§ Short task:
State the number of lines that contain the word "смертность", and add nothing else.

§ Stored records:
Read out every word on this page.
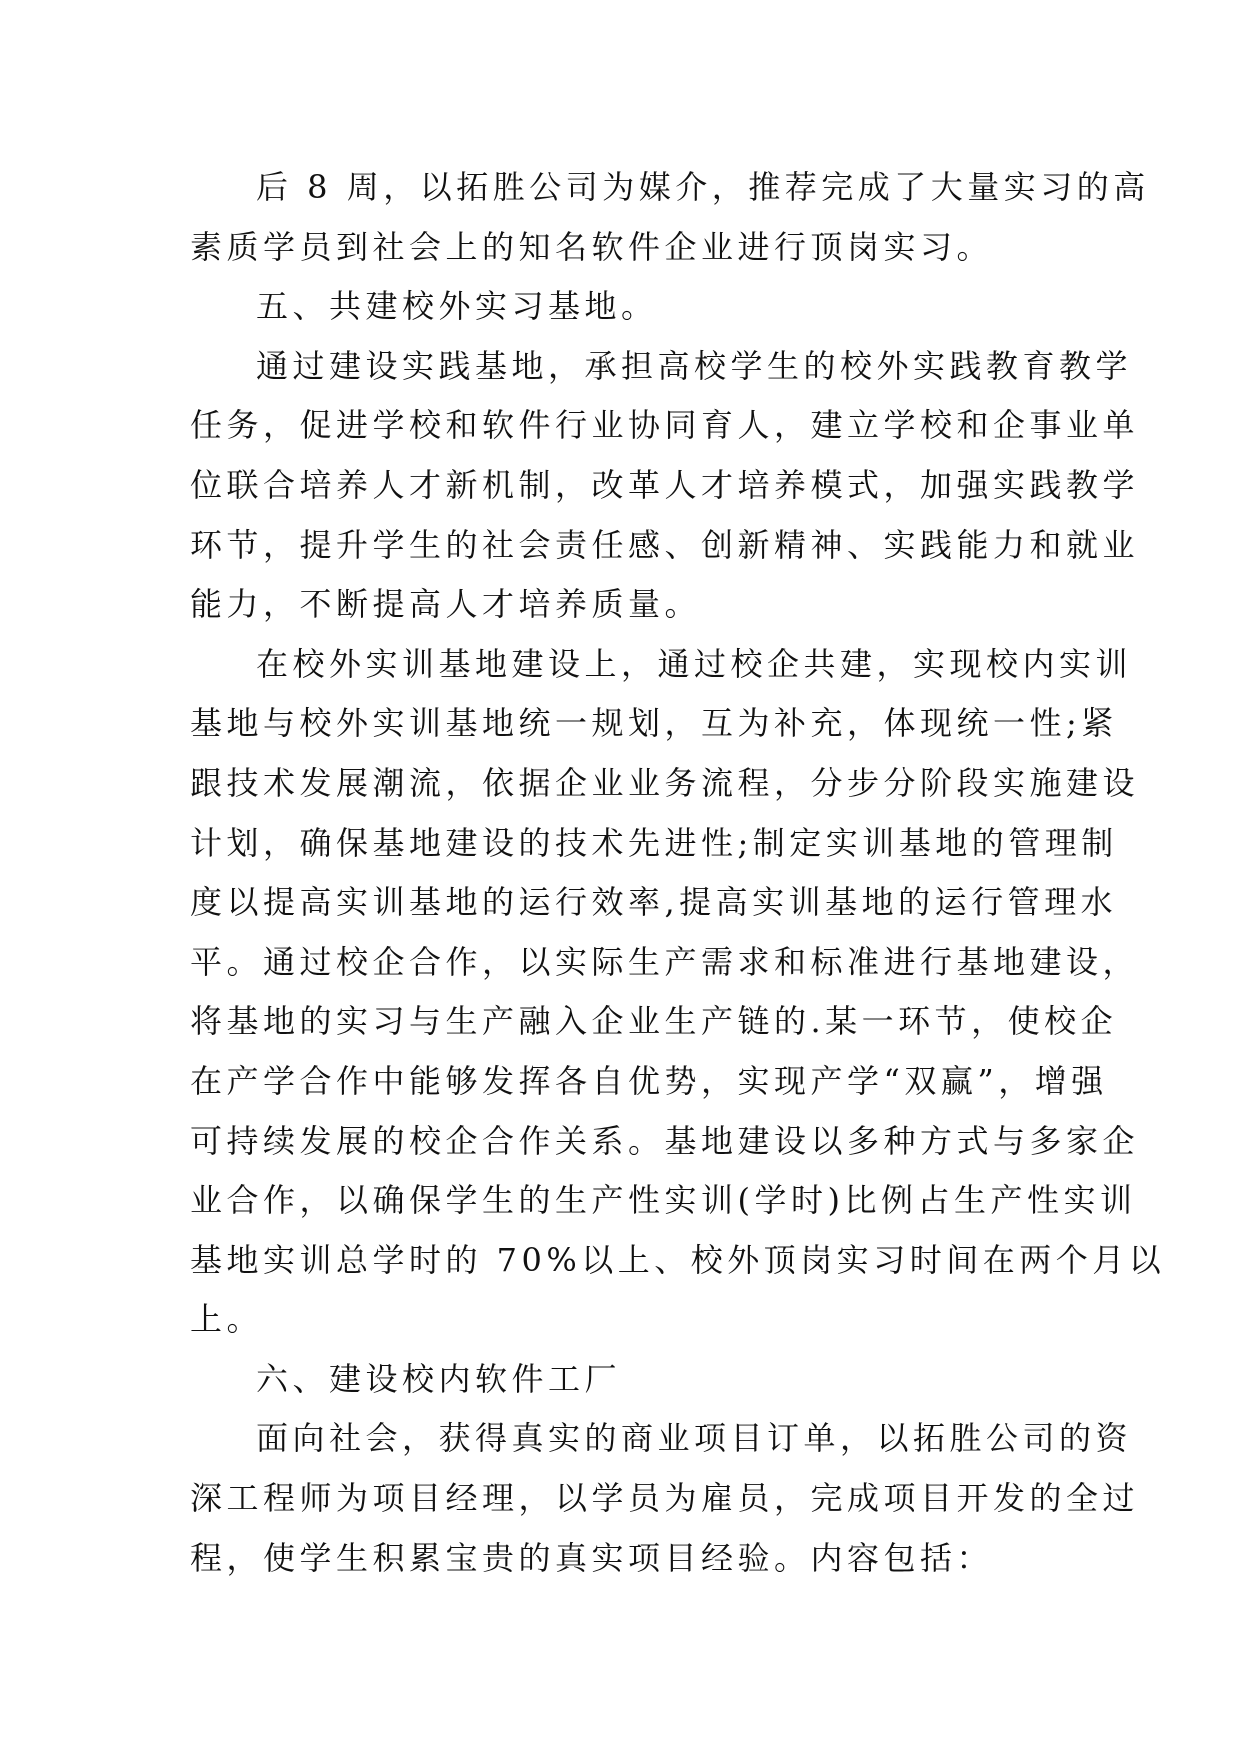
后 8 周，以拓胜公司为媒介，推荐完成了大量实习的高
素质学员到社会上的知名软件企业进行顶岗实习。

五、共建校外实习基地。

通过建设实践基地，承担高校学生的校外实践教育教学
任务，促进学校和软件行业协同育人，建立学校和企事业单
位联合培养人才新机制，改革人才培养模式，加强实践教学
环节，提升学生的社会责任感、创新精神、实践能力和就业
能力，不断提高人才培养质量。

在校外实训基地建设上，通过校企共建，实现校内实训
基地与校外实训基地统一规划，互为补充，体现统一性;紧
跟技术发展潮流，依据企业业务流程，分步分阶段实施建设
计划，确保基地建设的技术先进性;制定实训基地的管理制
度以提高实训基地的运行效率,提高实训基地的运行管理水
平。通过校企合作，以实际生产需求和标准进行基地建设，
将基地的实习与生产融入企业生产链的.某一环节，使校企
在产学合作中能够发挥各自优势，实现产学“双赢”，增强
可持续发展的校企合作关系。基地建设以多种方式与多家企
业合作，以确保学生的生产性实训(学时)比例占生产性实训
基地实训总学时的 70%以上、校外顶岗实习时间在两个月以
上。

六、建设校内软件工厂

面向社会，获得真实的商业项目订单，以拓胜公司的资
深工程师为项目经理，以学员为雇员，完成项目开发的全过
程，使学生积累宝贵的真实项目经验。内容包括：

==

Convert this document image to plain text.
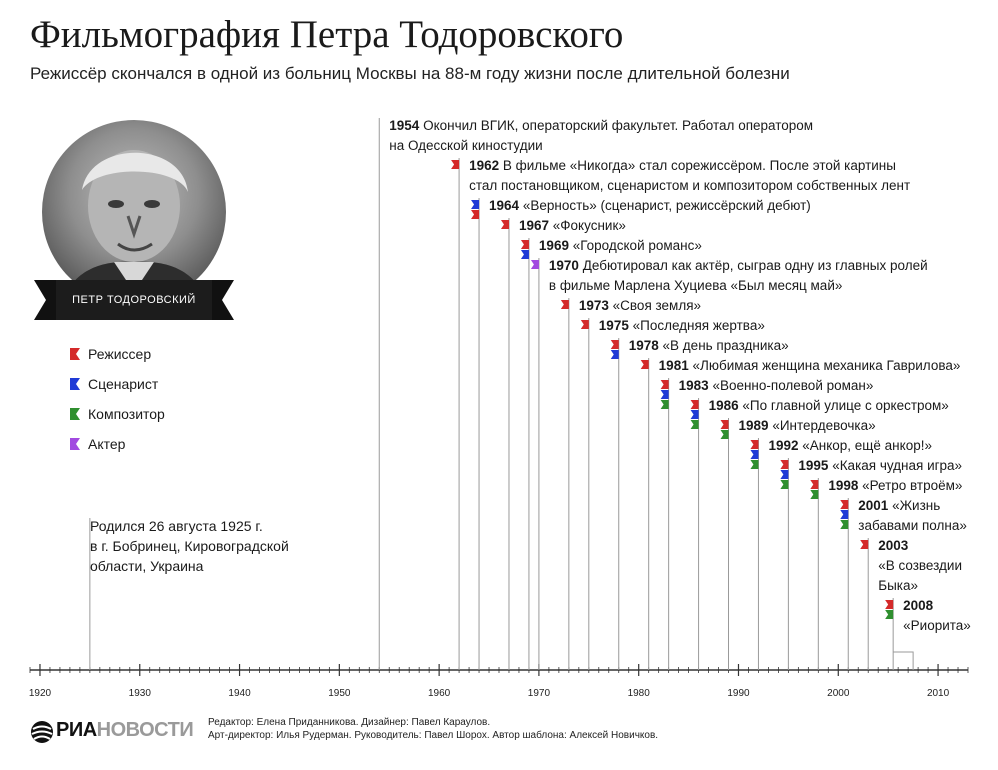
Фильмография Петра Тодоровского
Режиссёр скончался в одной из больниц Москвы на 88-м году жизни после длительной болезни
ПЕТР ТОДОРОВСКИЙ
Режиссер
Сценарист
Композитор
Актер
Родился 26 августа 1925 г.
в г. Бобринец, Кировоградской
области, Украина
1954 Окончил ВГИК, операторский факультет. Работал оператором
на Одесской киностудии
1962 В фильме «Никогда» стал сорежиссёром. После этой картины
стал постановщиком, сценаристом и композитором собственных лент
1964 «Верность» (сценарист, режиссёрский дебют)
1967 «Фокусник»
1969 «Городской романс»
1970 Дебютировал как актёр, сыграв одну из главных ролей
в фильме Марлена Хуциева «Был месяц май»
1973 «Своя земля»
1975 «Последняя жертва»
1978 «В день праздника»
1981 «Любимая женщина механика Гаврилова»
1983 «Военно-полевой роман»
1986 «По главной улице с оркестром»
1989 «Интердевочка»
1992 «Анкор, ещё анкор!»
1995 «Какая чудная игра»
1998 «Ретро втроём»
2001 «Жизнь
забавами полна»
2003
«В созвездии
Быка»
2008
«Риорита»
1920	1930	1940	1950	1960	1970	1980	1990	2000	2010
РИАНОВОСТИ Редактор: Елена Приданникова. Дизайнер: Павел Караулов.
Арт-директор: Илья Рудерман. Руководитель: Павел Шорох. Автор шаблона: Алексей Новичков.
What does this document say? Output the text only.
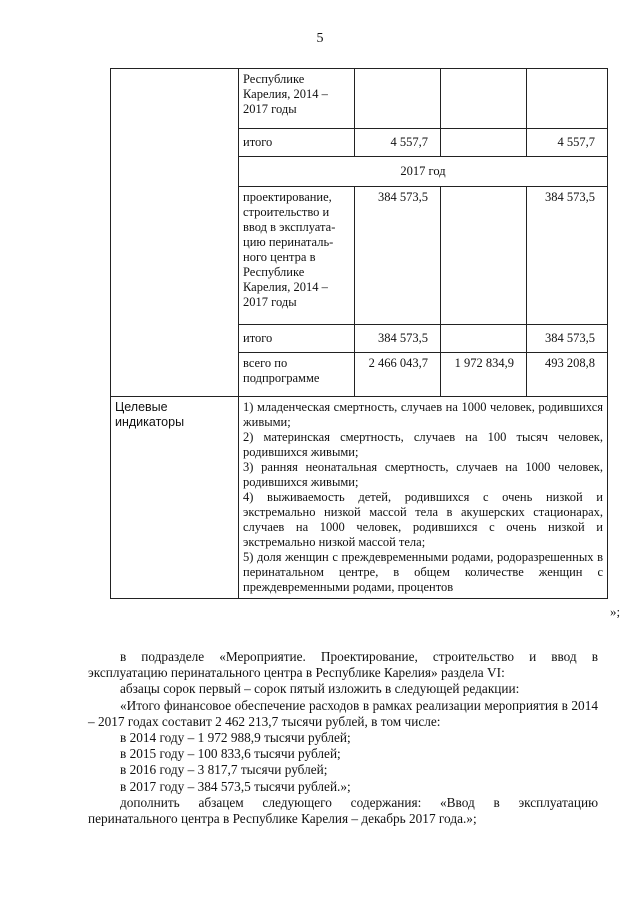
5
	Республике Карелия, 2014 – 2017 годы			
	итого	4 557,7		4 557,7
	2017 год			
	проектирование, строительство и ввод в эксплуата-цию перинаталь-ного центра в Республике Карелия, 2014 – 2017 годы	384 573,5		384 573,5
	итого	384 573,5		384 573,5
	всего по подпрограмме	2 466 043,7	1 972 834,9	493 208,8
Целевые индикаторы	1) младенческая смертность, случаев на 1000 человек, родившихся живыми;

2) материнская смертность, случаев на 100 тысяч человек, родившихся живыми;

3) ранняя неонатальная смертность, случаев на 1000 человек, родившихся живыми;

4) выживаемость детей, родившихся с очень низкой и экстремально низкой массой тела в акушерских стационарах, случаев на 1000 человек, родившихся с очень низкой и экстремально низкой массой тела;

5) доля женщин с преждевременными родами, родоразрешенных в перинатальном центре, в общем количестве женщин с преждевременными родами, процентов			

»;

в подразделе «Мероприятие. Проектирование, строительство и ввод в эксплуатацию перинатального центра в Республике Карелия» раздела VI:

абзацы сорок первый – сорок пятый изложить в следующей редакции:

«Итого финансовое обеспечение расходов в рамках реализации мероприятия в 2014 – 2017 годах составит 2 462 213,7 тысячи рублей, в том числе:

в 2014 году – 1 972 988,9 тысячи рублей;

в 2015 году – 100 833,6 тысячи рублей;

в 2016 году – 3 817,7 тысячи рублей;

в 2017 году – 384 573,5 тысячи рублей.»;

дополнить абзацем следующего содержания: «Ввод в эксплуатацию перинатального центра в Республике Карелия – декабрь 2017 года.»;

§ Answer to this exercise:
3